§ **What to do**
Which lines include the word "logo"? Copy each of them.

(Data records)
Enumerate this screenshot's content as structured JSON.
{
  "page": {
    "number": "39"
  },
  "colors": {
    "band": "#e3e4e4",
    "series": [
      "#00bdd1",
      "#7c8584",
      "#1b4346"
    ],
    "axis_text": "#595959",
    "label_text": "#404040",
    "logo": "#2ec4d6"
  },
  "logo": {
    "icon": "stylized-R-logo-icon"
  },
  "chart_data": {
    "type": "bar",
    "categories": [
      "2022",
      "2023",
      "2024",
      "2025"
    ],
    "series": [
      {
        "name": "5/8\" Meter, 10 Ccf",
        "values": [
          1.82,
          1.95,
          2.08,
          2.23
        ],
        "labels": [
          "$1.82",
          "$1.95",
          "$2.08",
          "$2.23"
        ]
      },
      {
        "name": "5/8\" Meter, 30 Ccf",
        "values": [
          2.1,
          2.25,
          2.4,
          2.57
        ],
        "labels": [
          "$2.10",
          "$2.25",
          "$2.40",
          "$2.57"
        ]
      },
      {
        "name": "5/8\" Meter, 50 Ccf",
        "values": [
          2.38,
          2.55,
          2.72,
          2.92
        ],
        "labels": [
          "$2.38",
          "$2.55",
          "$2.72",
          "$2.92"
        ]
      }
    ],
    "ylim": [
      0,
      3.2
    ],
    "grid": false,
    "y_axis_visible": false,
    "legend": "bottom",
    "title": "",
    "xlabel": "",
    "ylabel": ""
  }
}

§ **Response for this exercise**
    "logo": "#2ec4d6"
  "logo": {
    "icon": "stylized-R-logo-icon"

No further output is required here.